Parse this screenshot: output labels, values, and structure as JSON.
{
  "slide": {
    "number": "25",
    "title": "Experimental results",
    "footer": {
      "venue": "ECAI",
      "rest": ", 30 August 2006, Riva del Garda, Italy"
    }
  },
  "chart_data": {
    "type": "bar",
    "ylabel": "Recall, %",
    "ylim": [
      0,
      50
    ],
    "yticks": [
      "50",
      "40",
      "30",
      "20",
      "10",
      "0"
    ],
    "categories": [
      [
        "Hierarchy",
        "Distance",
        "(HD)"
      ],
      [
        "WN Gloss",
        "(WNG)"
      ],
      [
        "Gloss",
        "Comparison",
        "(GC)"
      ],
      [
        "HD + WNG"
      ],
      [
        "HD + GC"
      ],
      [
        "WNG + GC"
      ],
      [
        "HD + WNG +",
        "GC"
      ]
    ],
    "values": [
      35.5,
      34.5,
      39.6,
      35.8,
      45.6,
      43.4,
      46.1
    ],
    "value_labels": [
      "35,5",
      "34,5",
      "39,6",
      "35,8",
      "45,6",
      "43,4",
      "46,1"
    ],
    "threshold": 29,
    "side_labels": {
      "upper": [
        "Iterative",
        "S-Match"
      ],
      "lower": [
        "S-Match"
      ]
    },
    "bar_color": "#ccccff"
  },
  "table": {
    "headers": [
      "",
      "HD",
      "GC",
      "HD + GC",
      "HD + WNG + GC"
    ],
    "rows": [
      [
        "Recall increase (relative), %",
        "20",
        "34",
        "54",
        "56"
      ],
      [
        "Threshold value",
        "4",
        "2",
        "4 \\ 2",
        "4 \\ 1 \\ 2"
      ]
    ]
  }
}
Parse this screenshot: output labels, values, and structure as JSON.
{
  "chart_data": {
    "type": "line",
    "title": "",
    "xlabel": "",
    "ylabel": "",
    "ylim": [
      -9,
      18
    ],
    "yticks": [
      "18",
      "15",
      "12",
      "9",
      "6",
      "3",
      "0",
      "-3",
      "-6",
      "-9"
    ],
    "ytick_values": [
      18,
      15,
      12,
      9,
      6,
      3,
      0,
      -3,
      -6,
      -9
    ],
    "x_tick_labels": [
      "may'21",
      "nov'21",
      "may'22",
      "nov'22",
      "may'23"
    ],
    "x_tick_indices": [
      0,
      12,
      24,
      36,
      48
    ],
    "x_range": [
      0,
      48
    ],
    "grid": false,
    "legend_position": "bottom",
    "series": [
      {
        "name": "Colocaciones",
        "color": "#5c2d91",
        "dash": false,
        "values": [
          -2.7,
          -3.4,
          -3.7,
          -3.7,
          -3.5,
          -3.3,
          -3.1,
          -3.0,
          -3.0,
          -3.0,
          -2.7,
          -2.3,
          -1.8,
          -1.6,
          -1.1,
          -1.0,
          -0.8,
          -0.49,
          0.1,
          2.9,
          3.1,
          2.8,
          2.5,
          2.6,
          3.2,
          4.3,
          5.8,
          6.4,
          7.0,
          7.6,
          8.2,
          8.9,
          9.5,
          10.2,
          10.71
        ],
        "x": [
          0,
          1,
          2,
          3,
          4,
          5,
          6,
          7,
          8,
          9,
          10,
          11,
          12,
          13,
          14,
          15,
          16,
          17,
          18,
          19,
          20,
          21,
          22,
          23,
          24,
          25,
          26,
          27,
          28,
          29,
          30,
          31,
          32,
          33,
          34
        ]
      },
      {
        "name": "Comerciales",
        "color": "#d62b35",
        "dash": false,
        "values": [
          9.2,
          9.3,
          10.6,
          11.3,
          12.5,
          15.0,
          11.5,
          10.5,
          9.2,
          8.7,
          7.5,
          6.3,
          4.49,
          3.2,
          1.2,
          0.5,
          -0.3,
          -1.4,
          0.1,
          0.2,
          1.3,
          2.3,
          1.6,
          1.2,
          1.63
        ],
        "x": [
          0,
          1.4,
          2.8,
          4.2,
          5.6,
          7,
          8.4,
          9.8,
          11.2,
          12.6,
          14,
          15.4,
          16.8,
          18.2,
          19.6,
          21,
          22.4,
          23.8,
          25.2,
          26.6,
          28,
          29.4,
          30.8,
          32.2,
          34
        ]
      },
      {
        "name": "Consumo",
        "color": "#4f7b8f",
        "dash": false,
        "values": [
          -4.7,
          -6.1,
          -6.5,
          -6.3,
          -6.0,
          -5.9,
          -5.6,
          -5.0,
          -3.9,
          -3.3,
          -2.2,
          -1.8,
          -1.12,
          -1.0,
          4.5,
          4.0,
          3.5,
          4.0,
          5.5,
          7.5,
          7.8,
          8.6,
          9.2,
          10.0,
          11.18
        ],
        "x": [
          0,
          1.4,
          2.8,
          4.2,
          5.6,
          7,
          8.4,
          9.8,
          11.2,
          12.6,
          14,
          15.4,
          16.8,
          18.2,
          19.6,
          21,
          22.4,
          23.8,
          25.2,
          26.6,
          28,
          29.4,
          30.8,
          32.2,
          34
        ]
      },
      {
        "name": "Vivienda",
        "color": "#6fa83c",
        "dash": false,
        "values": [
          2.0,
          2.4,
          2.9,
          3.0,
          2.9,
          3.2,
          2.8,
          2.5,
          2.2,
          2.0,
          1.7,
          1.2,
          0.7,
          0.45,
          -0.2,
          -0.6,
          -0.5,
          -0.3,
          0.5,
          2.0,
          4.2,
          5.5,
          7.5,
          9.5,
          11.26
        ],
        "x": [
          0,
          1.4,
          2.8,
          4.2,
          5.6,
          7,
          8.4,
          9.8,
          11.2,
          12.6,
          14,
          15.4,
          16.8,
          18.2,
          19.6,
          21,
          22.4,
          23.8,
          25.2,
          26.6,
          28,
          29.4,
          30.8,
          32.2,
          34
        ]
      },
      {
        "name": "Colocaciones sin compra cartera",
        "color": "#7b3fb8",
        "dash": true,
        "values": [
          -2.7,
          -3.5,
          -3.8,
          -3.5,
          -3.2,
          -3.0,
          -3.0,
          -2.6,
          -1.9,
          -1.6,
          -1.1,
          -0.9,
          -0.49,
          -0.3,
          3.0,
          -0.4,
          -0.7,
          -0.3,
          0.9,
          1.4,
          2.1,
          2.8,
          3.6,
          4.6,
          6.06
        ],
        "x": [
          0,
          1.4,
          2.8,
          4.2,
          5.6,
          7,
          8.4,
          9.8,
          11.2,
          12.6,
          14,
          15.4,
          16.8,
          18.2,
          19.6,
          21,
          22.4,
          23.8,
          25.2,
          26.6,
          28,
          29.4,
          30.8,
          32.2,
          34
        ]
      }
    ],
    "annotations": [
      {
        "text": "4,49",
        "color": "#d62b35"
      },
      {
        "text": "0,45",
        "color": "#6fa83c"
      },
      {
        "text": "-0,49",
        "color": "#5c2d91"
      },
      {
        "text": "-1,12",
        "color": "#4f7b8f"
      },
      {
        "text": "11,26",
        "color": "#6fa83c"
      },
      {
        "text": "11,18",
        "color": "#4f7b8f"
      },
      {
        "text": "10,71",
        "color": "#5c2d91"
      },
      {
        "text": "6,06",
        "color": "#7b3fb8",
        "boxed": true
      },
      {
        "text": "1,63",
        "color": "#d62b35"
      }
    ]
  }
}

------

■ WHAT YOU HAVE TO DO: Without changing a word, restate the whole listing.

■ EXERCISE OUTPUT:
Parse this screenshot: output labels, values, and structure as JSON.
{
  "slide": {
    "number": "25",
    "title": "Experimental results",
    "footer": {
      "venue": "ECAI",
      "rest": ", 30 August 2006, Riva del Garda, Italy"
    }
  },
  "chart_data": {
    "type": "bar",
    "ylabel": "Recall, %",
    "ylim": [
      0,
      50
    ],
    "yticks": [
      "50",
      "40",
      "30",
      "20",
      "10",
      "0"
    ],
    "categories": [
      [
        "Hierarchy",
        "Distance",
        "(HD)"
      ],
      [
        "WN Gloss",
        "(WNG)"
      ],
      [
        "Gloss",
        "Comparison",
        "(GC)"
      ],
      [
        "HD + WNG"
      ],
      [
        "HD + GC"
      ],
      [
        "WNG + GC"
      ],
      [
        "HD + WNG +",
        "GC"
      ]
    ],
    "values": [
      35.5,
      34.5,
      39.6,
      35.8,
      45.6,
      43.4,
      46.1
    ],
    "value_labels": [
      "35,5",
      "34,5",
      "39,6",
      "35,8",
      "45,6",
      "43,4",
      "46,1"
    ],
    "threshold": 29,
    "side_labels": {
      "upper": [
        "Iterative",
        "S-Match"
      ],
      "lower": [
        "S-Match"
      ]
    },
    "bar_color": "#ccccff"
  },
  "table": {
    "headers": [
      "",
      "HD",
      "GC",
      "HD + GC",
      "HD + WNG + GC"
    ],
    "rows": [
      [
        "Recall increase (relative), %",
        "20",
        "34",
        "54",
        "56"
      ],
      [
        "Threshold value",
        "4",
        "2",
        "4 \\ 2",
        "4 \\ 1 \\ 2"
      ]
    ]
  }
}
Parse this screenshot: output labels, values, and structure as JSON.
{
  "chart_data": {
    "type": "line",
    "title": "",
    "xlabel": "",
    "ylabel": "",
    "ylim": [
      -9,
      18
    ],
    "yticks": [
      "18",
      "15",
      "12",
      "9",
      "6",
      "3",
      "0",
      "-3",
      "-6",
      "-9"
    ],
    "ytick_values": [
      18,
      15,
      12,
      9,
      6,
      3,
      0,
      -3,
      -6,
      -9
    ],
    "x_tick_labels": [
      "may'21",
      "nov'21",
      "may'22",
      "nov'22",
      "may'23"
    ],
    "x_tick_indices": [
      0,
      12,
      24,
      36,
      48
    ],
    "x_range": [
      0,
      48
    ],
    "grid": false,
    "legend_position": "bottom",
    "series": [
      {
        "name": "Colocaciones",
        "color": "#5c2d91",
        "dash": false,
        "values": [
          -2.7,
          -3.4,
          -3.7,
          -3.7,
          -3.5,
          -3.3,
          -3.1,
          -3.0,
          -3.0,
          -3.0,
          -2.7,
          -2.3,
          -1.8,
          -1.6,
          -1.1,
          -1.0,
          -0.8,
          -0.49,
          0.1,
          2.9,
          3.1,
          2.8,
          2.5,
          2.6,
          3.2,
          4.3,
          5.8,
          6.4,
          7.0,
          7.6,
          8.2,
          8.9,
          9.5,
          10.2,
          10.71
        ],
        "x": [
          0,
          1,
          2,
          3,
          4,
          5,
          6,
          7,
          8,
          9,
          10,
          11,
          12,
          13,
          14,
          15,
          16,
          17,
          18,
          19,
          20,
          21,
          22,
          23,
          24,
          25,
          26,
          27,
          28,
          29,
          30,
          31,
          32,
          33,
          34
        ]
      },
      {
        "name": "Comerciales",
        "color": "#d62b35",
        "dash": false,
        "values": [
          9.2,
          9.3,
          10.6,
          11.3,
          12.5,
          15.0,
          11.5,
          10.5,
          9.2,
          8.7,
          7.5,
          6.3,
          4.49,
          3.2,
          1.2,
          0.5,
          -0.3,
          -1.4,
          0.1,
          0.2,
          1.3,
          2.3,
          1.6,
          1.2,
          1.63
        ],
        "x": [
          0,
          1.4,
          2.8,
          4.2,
          5.6,
          7,
          8.4,
          9.8,
          11.2,
          12.6,
          14,
          15.4,
          16.8,
          18.2,
          19.6,
          21,
          22.4,
          23.8,
          25.2,
          26.6,
          28,
          29.4,
          30.8,
          32.2,
          34
        ]
      },
      {
        "name": "Consumo",
        "color": "#4f7b8f",
        "dash": false,
        "values": [
          -4.7,
          -6.1,
          -6.5,
          -6.3,
          -6.0,
          -5.9,
          -5.6,
          -5.0,
          -3.9,
          -3.3,
          -2.2,
          -1.8,
          -1.12,
          -1.0,
          4.5,
          4.0,
          3.5,
          4.0,
          5.5,
          7.5,
          7.8,
          8.6,
          9.2,
          10.0,
          11.18
        ],
        "x": [
          0,
          1.4,
          2.8,
          4.2,
          5.6,
          7,
          8.4,
          9.8,
          11.2,
          12.6,
          14,
          15.4,
          16.8,
          18.2,
          19.6,
          21,
          22.4,
          23.8,
          25.2,
          26.6,
          28,
          29.4,
          30.8,
          32.2,
          34
        ]
      },
      {
        "name": "Vivienda",
        "color": "#6fa83c",
        "dash": false,
        "values": [
          2.0,
          2.4,
          2.9,
          3.0,
          2.9,
          3.2,
          2.8,
          2.5,
          2.2,
          2.0,
          1.7,
          1.2,
          0.7,
          0.45,
          -0.2,
          -0.6,
          -0.5,
          -0.3,
          0.5,
          2.0,
          4.2,
          5.5,
          7.5,
          9.5,
          11.26
        ],
        "x": [
          0,
          1.4,
          2.8,
          4.2,
          5.6,
          7,
          8.4,
          9.8,
          11.2,
          12.6,
          14,
          15.4,
          16.8,
          18.2,
          19.6,
          21,
          22.4,
          23.8,
          25.2,
          26.6,
          28,
          29.4,
          30.8,
          32.2,
          34
        ]
      },
      {
        "name": "Colocaciones sin compra cartera",
        "color": "#7b3fb8",
        "dash": true,
        "values": [
          -2.7,
          -3.5,
          -3.8,
          -3.5,
          -3.2,
          -3.0,
          -3.0,
          -2.6,
          -1.9,
          -1.6,
          -1.1,
          -0.9,
          -0.49,
          -0.3,
          3.0,
          -0.4,
          -0.7,
          -0.3,
          0.9,
          1.4,
          2.1,
          2.8,
          3.6,
          4.6,
          6.06
        ],
        "x": [
          0,
          1.4,
          2.8,
          4.2,
          5.6,
          7,
          8.4,
          9.8,
          11.2,
          12.6,
          14,
          15.4,
          16.8,
          18.2,
          19.6,
          21,
          22.4,
          23.8,
          25.2,
          26.6,
          28,
          29.4,
          30.8,
          32.2,
          34
        ]
      }
    ],
    "annotations": [
      {
        "text": "4,49",
        "color": "#d62b35"
      },
      {
        "text": "0,45",
        "color": "#6fa83c"
      },
      {
        "text": "-0,49",
        "color": "#5c2d91"
      },
      {
        "text": "-1,12",
        "color": "#4f7b8f"
      },
      {
        "text": "11,26",
        "color": "#6fa83c"
      },
      {
        "text": "11,18",
        "color": "#4f7b8f"
      },
      {
        "text": "10,71",
        "color": "#5c2d91"
      },
      {
        "text": "6,06",
        "color": "#7b3fb8",
        "boxed": true
      },
      {
        "text": "1,63",
        "color": "#d62b35"
      }
    ]
  }
}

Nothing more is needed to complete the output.